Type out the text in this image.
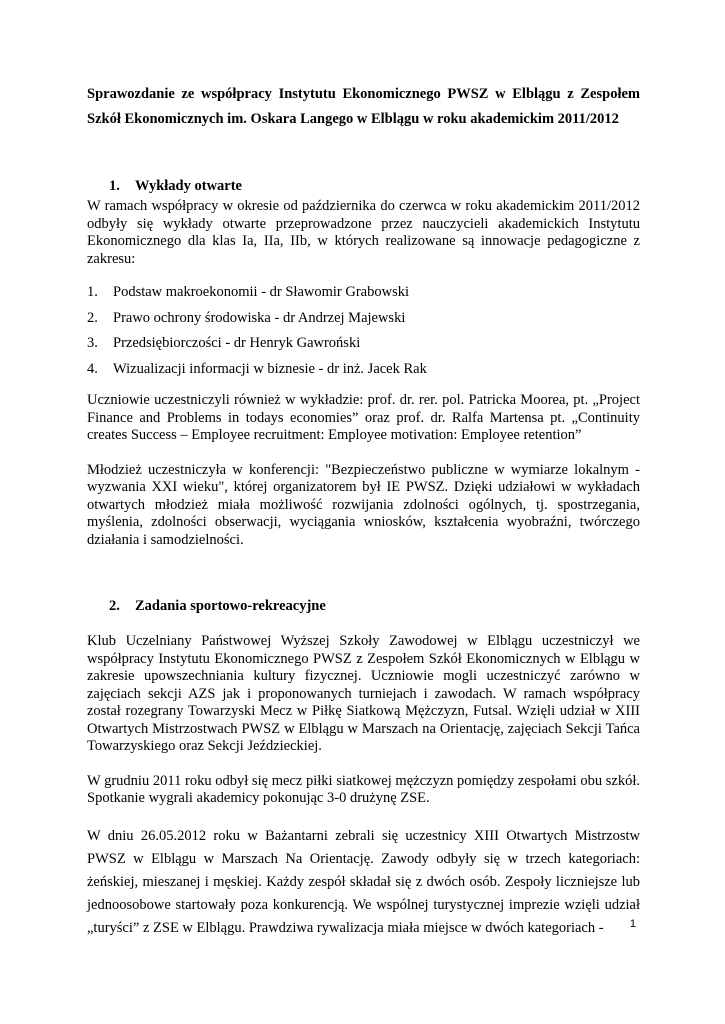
Sprawozdanie ze współpracy Instytutu Ekonomicznego PWSZ w Elblągu z Zespołem
Szkół Ekonomicznych im. Oskara Langego w Elblągu w roku akademickim 2011/2012
1. Wykłady otwarte

W ramach współpracy w okresie od października do czerwca w roku akademickim 2011/2012 odbyły się wykłady otwarte przeprowadzone przez nauczycieli akademickich Instytutu Ekonomicznego dla klas Ia, IIa, IIb, w których realizowane są innowacje pedagogiczne z zakresu:

1. Podstaw makroekonomii - dr Sławomir Grabowski
2. Prawo ochrony środowiska - dr Andrzej Majewski
3. Przedsiębiorczości - dr Henryk Gawroński
4. Wizualizacji informacji w biznesie - dr inż. Jacek Rak

Uczniowie uczestniczyli również w wykładzie: prof. dr. rer. pol. Patricka Moorea, pt. „Project Finance and Problems in todays economies” oraz prof. dr. Ralfa Martensa pt. „Continuity creates Success – Employee recruitment: Employee motivation: Employee retention”

Młodzież uczestniczyła w konferencji: "Bezpieczeństwo publiczne w wymiarze lokalnym - wyzwania XXI wieku", której organizatorem był IE PWSZ. Dzięki udziałowi w wykładach otwartych młodzież miała możliwość rozwijania zdolności ogólnych, tj. spostrzegania, myślenia, zdolności obserwacji, wyciągania wniosków, kształcenia wyobraźni, twórczego działania i samodzielności.

2. Zadania sportowo-rekreacyjne

Klub Uczelniany Państwowej Wyższej Szkoły Zawodowej w Elblągu uczestniczył we współpracy Instytutu Ekonomicznego PWSZ z Zespołem Szkół Ekonomicznych w Elblągu w zakresie upowszechniania kultury fizycznej. Uczniowie mogli uczestniczyć zarówno w zajęciach sekcji AZS jak i proponowanych turniejach i zawodach. W ramach współpracy został rozegrany Towarzyski Mecz w Piłkę Siatkową Mężczyzn, Futsal. Wzięli udział w XIII Otwartych Mistrzostwach PWSZ w Elblągu w Marszach na Orientację, zajęciach Sekcji Tańca Towarzyskiego oraz Sekcji Jeździeckiej.

W grudniu 2011 roku odbył się mecz piłki siatkowej mężczyzn pomiędzy zespołami obu szkół. Spotkanie wygrali akademicy pokonując 3-0 drużynę ZSE.

W dniu 26.05.2012 roku w Bażantarni zebrali się uczestnicy XIII Otwartych Mistrzostw PWSZ w Elblągu w Marszach Na Orientację. Zawody odbyły się w trzech kategoriach: żeńskiej, mieszanej i męskiej. Każdy zespół składał się z dwóch osób. Zespoły liczniejsze lub jednoosobowe startowały poza konkurencją. We wspólnej turystycznej imprezie wzięli udział „turyści” z ZSE w Elblągu. Prawdziwa rywalizacja miała miejsce w dwóch kategoriach -	1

-------------------------

## WORK TO DO
Ignore the images and quote every line of the listing exactly.

## OUTPUT OF THE EXERCISE
Type out the text in this image.
Sprawozdanie ze współpracy Instytutu Ekonomicznego PWSZ w Elblągu z Zespołem
Szkół Ekonomicznych im. Oskara Langego w Elblągu w roku akademickim 2011/2012
1. Wykłady otwarte

W ramach współpracy w okresie od października do czerwca w roku akademickim 2011/2012 odbyły się wykłady otwarte przeprowadzone przez nauczycieli akademickich Instytutu Ekonomicznego dla klas Ia, IIa, IIb, w których realizowane są innowacje pedagogiczne z zakresu:

1. Podstaw makroekonomii - dr Sławomir Grabowski
2. Prawo ochrony środowiska - dr Andrzej Majewski
3. Przedsiębiorczości - dr Henryk Gawroński
4. Wizualizacji informacji w biznesie - dr inż. Jacek Rak

Uczniowie uczestniczyli również w wykładzie: prof. dr. rer. pol. Patricka Moorea, pt. „Project Finance and Problems in todays economies” oraz prof. dr. Ralfa Martensa pt. „Continuity creates Success – Employee recruitment: Employee motivation: Employee retention”

Młodzież uczestniczyła w konferencji: "Bezpieczeństwo publiczne w wymiarze lokalnym - wyzwania XXI wieku", której organizatorem był IE PWSZ. Dzięki udziałowi w wykładach otwartych młodzież miała możliwość rozwijania zdolności ogólnych, tj. spostrzegania, myślenia, zdolności obserwacji, wyciągania wniosków, kształcenia wyobraźni, twórczego działania i samodzielności.

2. Zadania sportowo-rekreacyjne

Klub Uczelniany Państwowej Wyższej Szkoły Zawodowej w Elblągu uczestniczył we współpracy Instytutu Ekonomicznego PWSZ z Zespołem Szkół Ekonomicznych w Elblągu w zakresie upowszechniania kultury fizycznej. Uczniowie mogli uczestniczyć zarówno w zajęciach sekcji AZS jak i proponowanych turniejach i zawodach. W ramach współpracy został rozegrany Towarzyski Mecz w Piłkę Siatkową Mężczyzn, Futsal. Wzięli udział w XIII Otwartych Mistrzostwach PWSZ w Elblągu w Marszach na Orientację, zajęciach Sekcji Tańca Towarzyskiego oraz Sekcji Jeździeckiej.

W grudniu 2011 roku odbył się mecz piłki siatkowej mężczyzn pomiędzy zespołami obu szkół. Spotkanie wygrali akademicy pokonując 3-0 drużynę ZSE.

W dniu 26.05.2012 roku w Bażantarni zebrali się uczestnicy XIII Otwartych Mistrzostw PWSZ w Elblągu w Marszach Na Orientację. Zawody odbyły się w trzech kategoriach: żeńskiej, mieszanej i męskiej. Każdy zespół składał się z dwóch osób. Zespoły liczniejsze lub jednoosobowe startowały poza konkurencją. We wspólnej turystycznej imprezie wzięli udział „turyści” z ZSE w Elblągu. Prawdziwa rywalizacja miała miejsce w dwóch kategoriach -	1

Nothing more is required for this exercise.